**To be done**
Please give only the number of lines in the material below that contain the string "Тверь", matching case exactly.

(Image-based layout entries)

-----

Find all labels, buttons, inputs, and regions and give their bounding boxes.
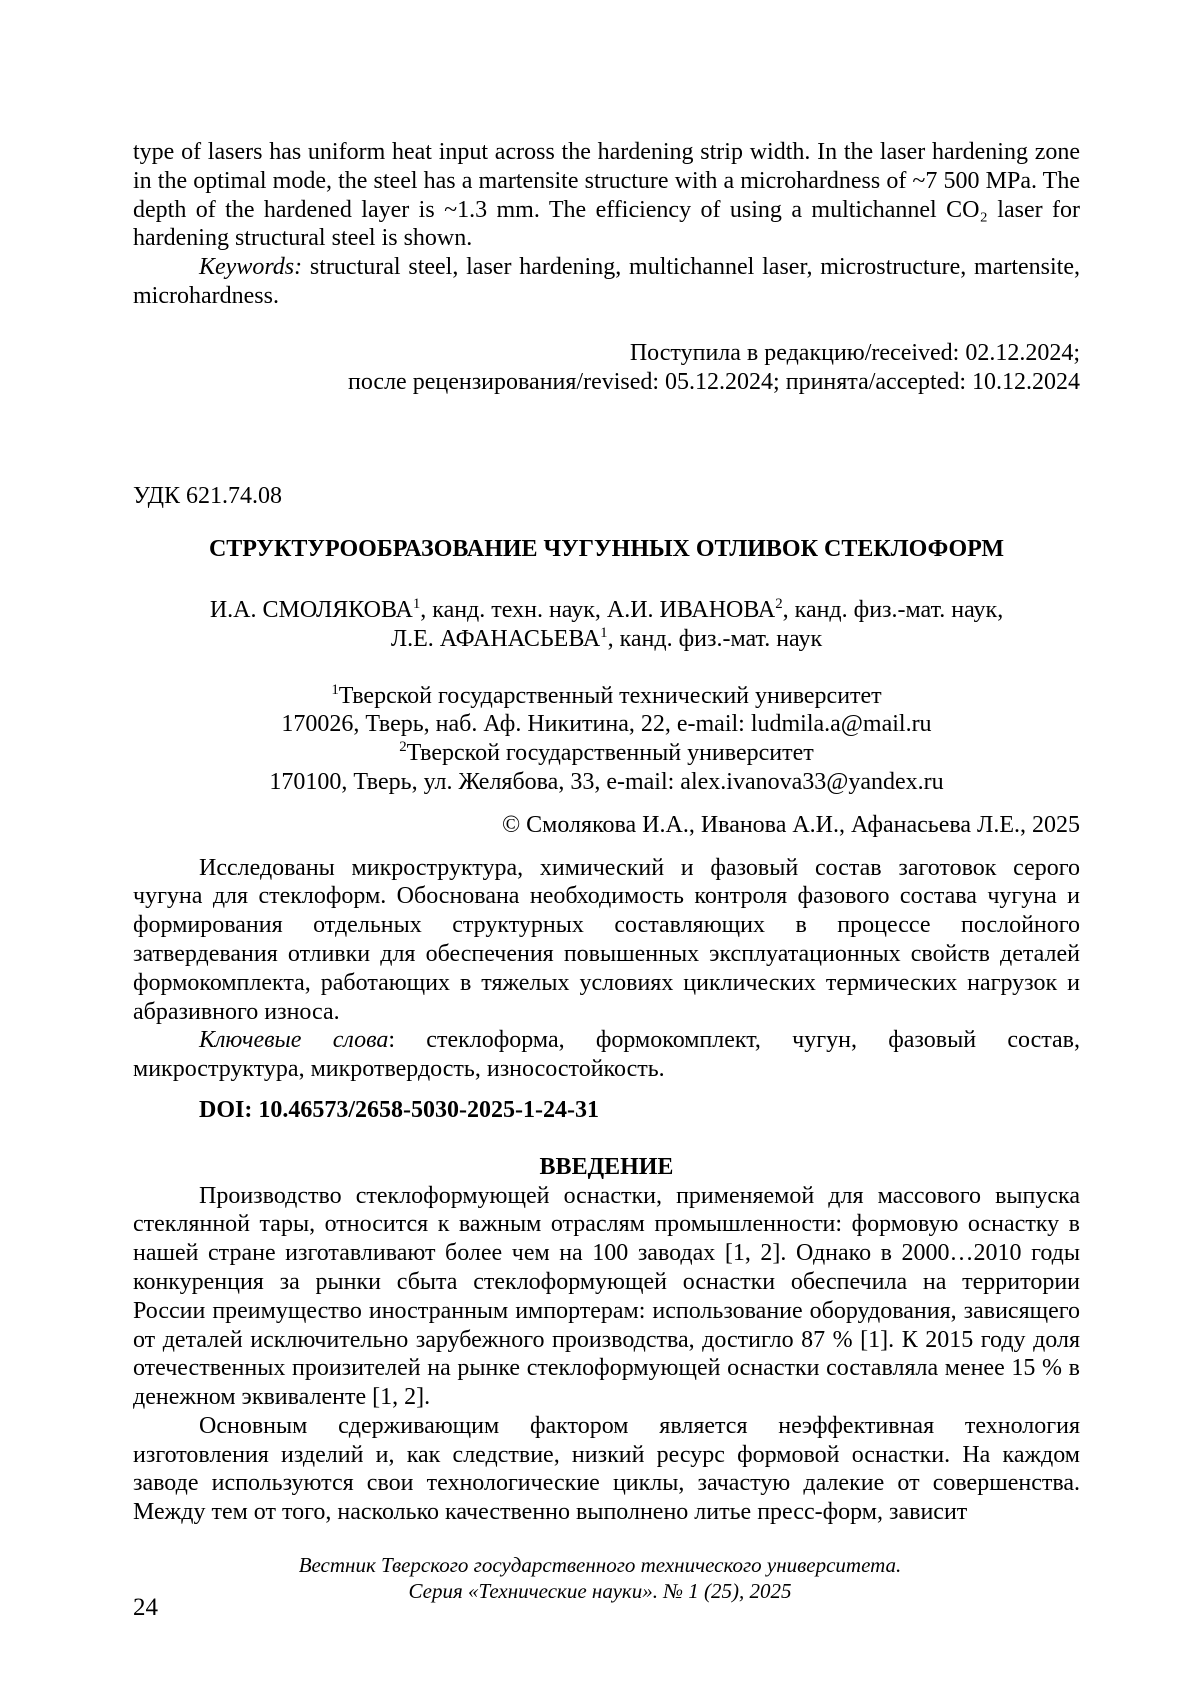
author-1-degree: , канд. техн. наук, xyxy=(420,596,607,623)
udc-number: УДК 621.74.08 xyxy=(133,483,282,510)
affiliation-2-name: Тверской государственный университет xyxy=(406,740,814,767)
russian-keywords xyxy=(133,1026,1080,1084)
journal-footer-line-2: Серия «Технические науки». № 1 (25), 2025 xyxy=(408,1579,792,1603)
russian-keywords-label: Ключевые слова xyxy=(199,1027,389,1054)
article-title: СТРУКТУРООБРАЗОВАНИЕ ЧУГУННЫХ ОТЛИВОК СТЕКЛОФОРМ xyxy=(208,536,1005,563)
russian-abstract: Исследованы микроструктура, химический и фазовый состав заготовок серого чугуна для стеклоформ. Обоснована необходимость контроля фазового состава чугуна и формирования отдельных структурных составляющих в процессе послойного затвердевания отливки для обеспечения повышенных эксплуатационных свойств деталей формокомплекта, работающих в тяжелых условиях циклических термических нагрузок и абразивного износа. xyxy=(133,854,1080,1025)
author-1-name: И.А. СМОЛЯКОВА xyxy=(209,596,413,623)
received-line-1: Поступила в редакцию/received: 02.12.2024; xyxy=(629,339,1080,366)
english-abstract-continuation: type of lasers has uniform heat input across the hardening strip width. In the laser hardening zone in the optimal mode, the steel has a martensite structure with a microhardness of ~7 500 MPa. The depth of the hardened layer is ~1.3 mm. The efficiency of using a multichannel CO₂ laser for hardening structural steel is shown. xyxy=(133,139,1080,252)
affiliation-1-name: Тверской государственный технический университет xyxy=(338,682,882,709)
copyright-line: © Смолякова И.А., Иванова А.И., Афанасьева Л.Е., 2025 xyxy=(501,811,1080,838)
english-keywords-label: Keywords: xyxy=(199,254,303,281)
received-line-2: после рецензирования/revised: 05.12.2024; принята/accepted: 10.12.2024 xyxy=(347,368,1080,395)
intro-paragraph-2: Основным сдерживающим фактором является неэффективная технология изготовления изделий и, как следствие, низкий ресурс формовой оснастки. На каждом заводе используются свои технологические циклы, зачастую далекие от совершенства. Между тем от того, насколько качественно выполнено литье пресс-форм, зависит xyxy=(133,1412,1080,1526)
affiliations-block xyxy=(133,682,1080,797)
english-keywords-text: structural steel, laser hardening, multichannel laser, microstructure, martensite, microhardness. xyxy=(133,254,1080,309)
russian-keywords-text: : стеклоформа, формокомплект, чугун, фазовый состав, микроструктура, микротвердость, износостойкость. xyxy=(133,1027,1080,1083)
author-2-affiliation-mark: 2 xyxy=(775,595,783,612)
doi-line: DOI: 10.46573/2658-5030-2025-1-24-31 xyxy=(199,1096,599,1123)
affiliation-1-mark: 1 xyxy=(331,681,339,698)
author-2-name: А.И. ИВАНОВА xyxy=(606,596,776,623)
author-3-name: Л.Е. АФАНАСЬЕВА xyxy=(390,625,601,652)
journal-footer-line-1: Вестник Тверского государственного технического университета. xyxy=(298,1553,902,1577)
affiliation-2-mark: 2 xyxy=(399,739,407,756)
author-2-degree: , канд. физ.-мат. наук, xyxy=(782,596,1004,623)
section-heading-introduction: ВВЕДЕНИЕ xyxy=(539,1153,674,1180)
page-number: 24 xyxy=(133,1594,158,1621)
affiliation-2-address: 170100, Тверь, ул. Желябова, 33, e-mail: alex.ivanova33@yandex.ru xyxy=(269,768,944,795)
author-3-affiliation-mark: 1 xyxy=(600,624,608,641)
journal-footer xyxy=(0,1552,1200,1604)
intro-paragraph-1: Производство стеклоформующей оснастки, применяемой для массового выпуска стеклянной тары, относится к важным отраслям промышленности: формовую оснастку в нашей стране изготавливают более чем на 100 заводах [1, 2]. Однако в 2000…2010 годы конкуренция за рынки сбыта стеклоформующей оснастки обеспечила на территории России преимущество иностранным импортерам: использование оборудования, зависящего от деталей исключительно зарубежного производства, достигло 87 % [1]. К 2015 году доля отечественных произителей на рынке стеклоформующей оснастки составляла менее 15 % в денежном эквиваленте [1, 2]. xyxy=(133,1182,1080,1411)
affiliation-1 xyxy=(133,682,1080,711)
received-dates xyxy=(133,339,1080,397)
authors-line-2 xyxy=(133,625,1080,654)
english-keywords xyxy=(133,253,1080,311)
author-1-affiliation-mark: 1 xyxy=(412,595,421,612)
authors-line-1 xyxy=(133,596,1080,625)
authors-block xyxy=(133,596,1080,654)
affiliation-1-address: 170026, Тверь, наб. Аф. Никитина, 22, e-mail: ludmila.a@mail.ru xyxy=(281,711,932,738)
affiliation-2 xyxy=(133,739,1080,768)
author-3-degree: , канд. физ.-мат. наук xyxy=(607,625,823,652)
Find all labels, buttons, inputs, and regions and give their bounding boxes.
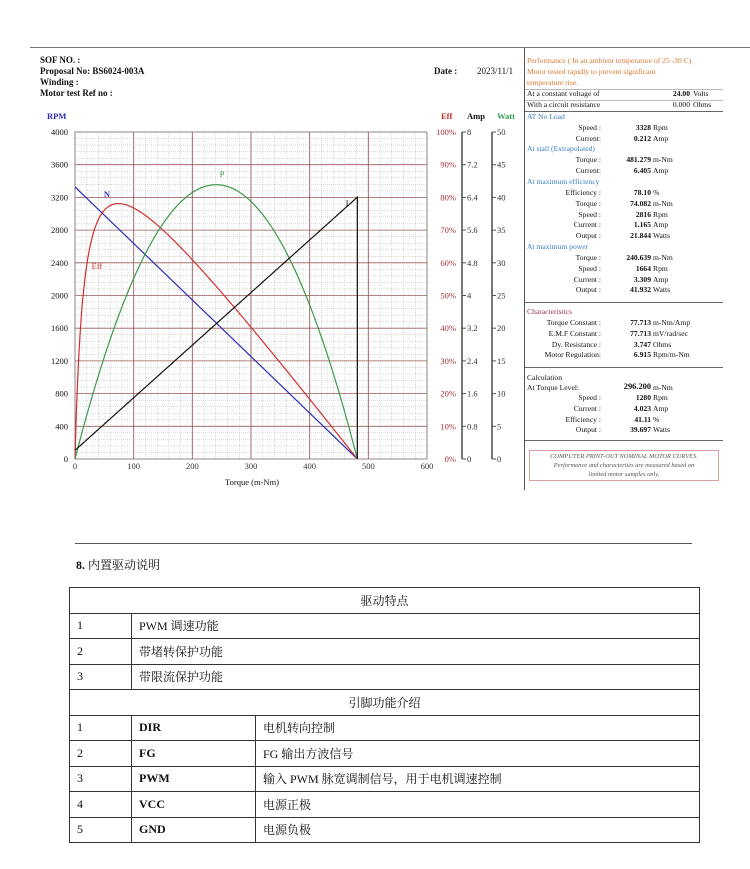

-----

**Full response**
2